- [SHORT TASK] Write out exactly the lines between the line containing "Output a JSON" and the end of the records, counting both ends, and leave out all pictures.

- [RECORDS SUPPLIED]
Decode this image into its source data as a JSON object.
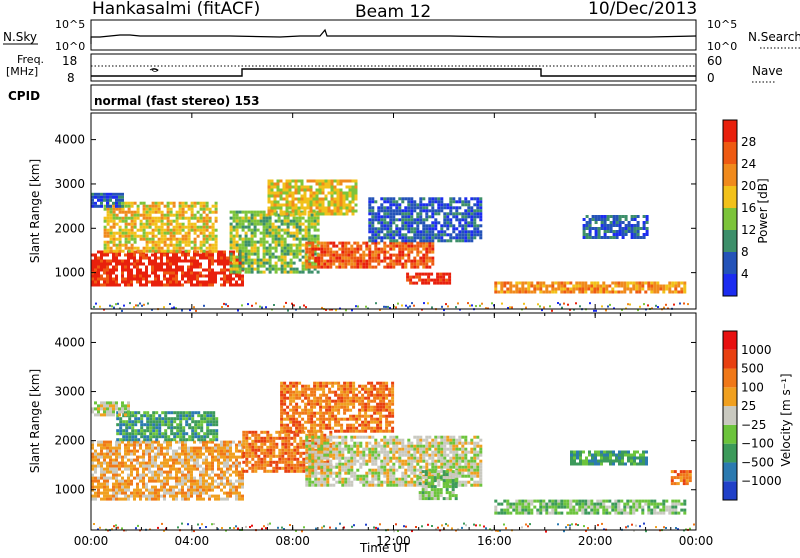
{
  "header": {
    "station": "Hankasalmi (fitACF)",
    "beam": "Beam 12",
    "date": "10/Dec/2013"
  },
  "top_panels": {
    "nsky_label": "N.Sky",
    "nsearch_label": "N.Search",
    "left_ticks": [
      "10^5",
      "10^0"
    ],
    "right_ticks": [
      "10^5",
      "10^0"
    ],
    "freq_label_1": "Freq.",
    "freq_label_2": "[MHz]",
    "freq_ticks": [
      "18",
      "8"
    ],
    "nave_ticks": [
      "60",
      "0"
    ],
    "nave_label": "Nave",
    "cpid_label": "CPID",
    "cpid_text": "normal (fast stereo) 153"
  },
  "x_axis": {
    "label": "Time UT",
    "ticks": [
      "00:00",
      "04:00",
      "08:00",
      "12:00",
      "16:00",
      "20:00",
      "00:00"
    ]
  },
  "chart_data": [
    {
      "type": "heatmap",
      "title": "Power",
      "ylabel": "Slant Range [km]",
      "ylim": [
        180,
        4600
      ],
      "yticks": [
        1000,
        2000,
        3000,
        4000
      ],
      "xlabel": "Time UT",
      "xlim_hours": [
        0,
        24
      ],
      "colorbar": {
        "label": "Power [dB]",
        "tick_labels": [
          "4",
          "8",
          "12",
          "16",
          "20",
          "24",
          "28"
        ],
        "colors": [
          "#1c2cf0",
          "#2453b8",
          "#3d8f6a",
          "#7cc43a",
          "#f2c11a",
          "#f08a1c",
          "#ee5a12",
          "#e8200c"
        ]
      },
      "regions": [
        {
          "t0": 0.0,
          "t1": 6.0,
          "r0": 750,
          "r1": 1500,
          "level": 7
        },
        {
          "t0": 0.5,
          "t1": 5.0,
          "r0": 1500,
          "r1": 2600,
          "level": 4
        },
        {
          "t0": 0.0,
          "t1": 1.2,
          "r0": 2500,
          "r1": 2800,
          "level": 1
        },
        {
          "t0": 5.5,
          "t1": 9.0,
          "r0": 1000,
          "r1": 2400,
          "level": 3
        },
        {
          "t0": 7.0,
          "t1": 10.5,
          "r0": 2300,
          "r1": 3100,
          "level": 4
        },
        {
          "t0": 8.5,
          "t1": 13.5,
          "r0": 1100,
          "r1": 1700,
          "level": 6
        },
        {
          "t0": 12.5,
          "t1": 14.2,
          "r0": 750,
          "r1": 1000,
          "level": 7
        },
        {
          "t0": 11.0,
          "t1": 15.5,
          "r0": 1700,
          "r1": 2700,
          "level": 1
        },
        {
          "t0": 16.0,
          "t1": 23.5,
          "r0": 550,
          "r1": 800,
          "level": 5
        },
        {
          "t0": 19.5,
          "t1": 22.0,
          "r0": 1800,
          "r1": 2300,
          "level": 1
        }
      ]
    },
    {
      "type": "heatmap",
      "title": "Velocity",
      "ylabel": "Slant Range [km]",
      "ylim": [
        180,
        4600
      ],
      "yticks": [
        1000,
        2000,
        3000,
        4000
      ],
      "xlabel": "Time UT",
      "xlim_hours": [
        0,
        24
      ],
      "colorbar": {
        "label": "Velocity [m s⁻¹]",
        "tick_labels": [
          "1000",
          "500",
          "100",
          "25",
          "−25",
          "−100",
          "−500",
          "−1000"
        ],
        "colors": [
          "#2040c8",
          "#2b7ab0",
          "#3c9a5a",
          "#6cc43c",
          "#c9c9c0",
          "#f0a020",
          "#f07818",
          "#e84010",
          "#e81010"
        ]
      },
      "regions": [
        {
          "t0": 0.0,
          "t1": 6.0,
          "r0": 800,
          "r1": 2000,
          "level": 5
        },
        {
          "t0": 1.0,
          "t1": 5.0,
          "r0": 2000,
          "r1": 2600,
          "level": 2
        },
        {
          "t0": 0.0,
          "t1": 1.5,
          "r0": 2500,
          "r1": 2800,
          "level": 4
        },
        {
          "t0": 6.0,
          "t1": 9.5,
          "r0": 1400,
          "r1": 2200,
          "level": 6
        },
        {
          "t0": 7.5,
          "t1": 12.0,
          "r0": 2200,
          "r1": 3200,
          "level": 6
        },
        {
          "t0": 8.5,
          "t1": 15.5,
          "r0": 1100,
          "r1": 2100,
          "level": 4
        },
        {
          "t0": 13.0,
          "t1": 14.5,
          "r0": 800,
          "r1": 1400,
          "level": 3
        },
        {
          "t0": 16.0,
          "t1": 23.5,
          "r0": 550,
          "r1": 800,
          "level": 3
        },
        {
          "t0": 19.0,
          "t1": 22.0,
          "r0": 1500,
          "r1": 1800,
          "level": 2
        },
        {
          "t0": 23.0,
          "t1": 23.8,
          "r0": 1150,
          "r1": 1400,
          "level": 6
        }
      ]
    }
  ]
}
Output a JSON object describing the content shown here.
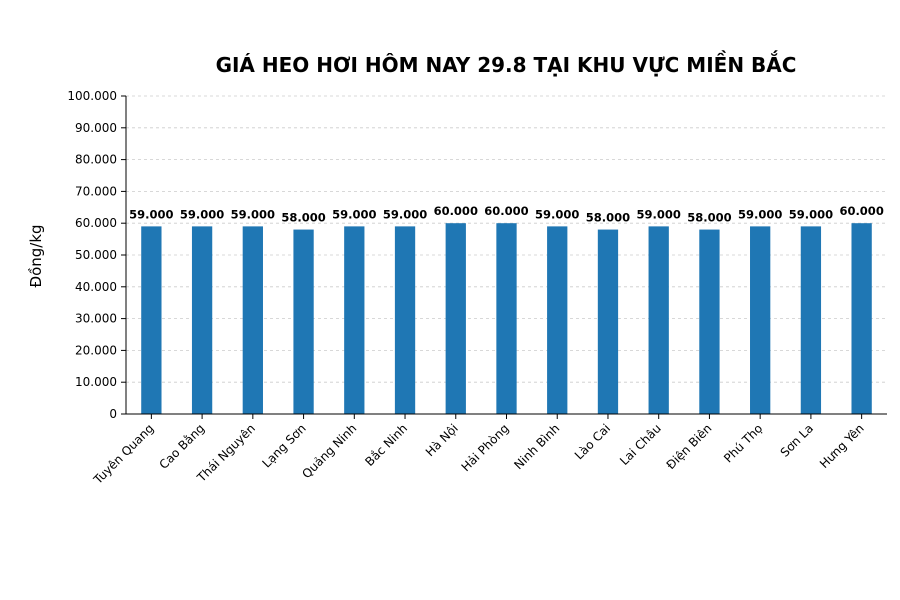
{
  "chart_data": {
    "type": "bar",
    "title": "GIÁ HEO HƠI HÔM NAY 29.8 TẠI KHU VỰC MIỀN BẮC",
    "xlabel": "",
    "ylabel": "Đồng/kg",
    "ylim": [
      0,
      100000
    ],
    "grid": true,
    "categories": [
      "Tuyên Quang",
      "Cao Bằng",
      "Thái Nguyên",
      "Lạng Sơn",
      "Quảng Ninh",
      "Bắc Ninh",
      "Hà Nội",
      "Hải Phòng",
      "Ninh Bình",
      "Lào Cai",
      "Lai Châu",
      "Điện Biên",
      "Phú Thọ",
      "Sơn La",
      "Hưng Yên"
    ],
    "values": [
      59000,
      59000,
      59000,
      58000,
      59000,
      59000,
      60000,
      60000,
      59000,
      58000,
      59000,
      58000,
      59000,
      59000,
      60000
    ],
    "value_labels": [
      "59.000",
      "59.000",
      "59.000",
      "58.000",
      "59.000",
      "59.000",
      "60.000",
      "60.000",
      "59.000",
      "58.000",
      "59.000",
      "58.000",
      "59.000",
      "59.000",
      "60.000"
    ],
    "yticks": [
      0,
      10000,
      20000,
      30000,
      40000,
      50000,
      60000,
      70000,
      80000,
      90000,
      100000
    ],
    "ytick_labels": [
      "0",
      "10.000",
      "20.000",
      "30.000",
      "40.000",
      "50.000",
      "60.000",
      "70.000",
      "80.000",
      "90.000",
      "100.000"
    ],
    "bar_color": "#1f77b4"
  }
}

- [SOLUTION TO THIS EXERCISE]
Output a JSON object describing the content shown here.
{
  "chart_data": {
    "type": "bar",
    "title": "GIÁ HEO HƠI HÔM NAY 29.8 TẠI KHU VỰC MIỀN BẮC",
    "xlabel": "",
    "ylabel": "Đồng/kg",
    "ylim": [
      0,
      100000
    ],
    "grid": true,
    "categories": [
      "Tuyên Quang",
      "Cao Bằng",
      "Thái Nguyên",
      "Lạng Sơn",
      "Quảng Ninh",
      "Bắc Ninh",
      "Hà Nội",
      "Hải Phòng",
      "Ninh Bình",
      "Lào Cai",
      "Lai Châu",
      "Điện Biên",
      "Phú Thọ",
      "Sơn La",
      "Hưng Yên"
    ],
    "values": [
      59000,
      59000,
      59000,
      58000,
      59000,
      59000,
      60000,
      60000,
      59000,
      58000,
      59000,
      58000,
      59000,
      59000,
      60000
    ],
    "value_labels": [
      "59.000",
      "59.000",
      "59.000",
      "58.000",
      "59.000",
      "59.000",
      "60.000",
      "60.000",
      "59.000",
      "58.000",
      "59.000",
      "58.000",
      "59.000",
      "59.000",
      "60.000"
    ],
    "yticks": [
      0,
      10000,
      20000,
      30000,
      40000,
      50000,
      60000,
      70000,
      80000,
      90000,
      100000
    ],
    "ytick_labels": [
      "0",
      "10.000",
      "20.000",
      "30.000",
      "40.000",
      "50.000",
      "60.000",
      "70.000",
      "80.000",
      "90.000",
      "100.000"
    ],
    "bar_color": "#1f77b4"
  }
}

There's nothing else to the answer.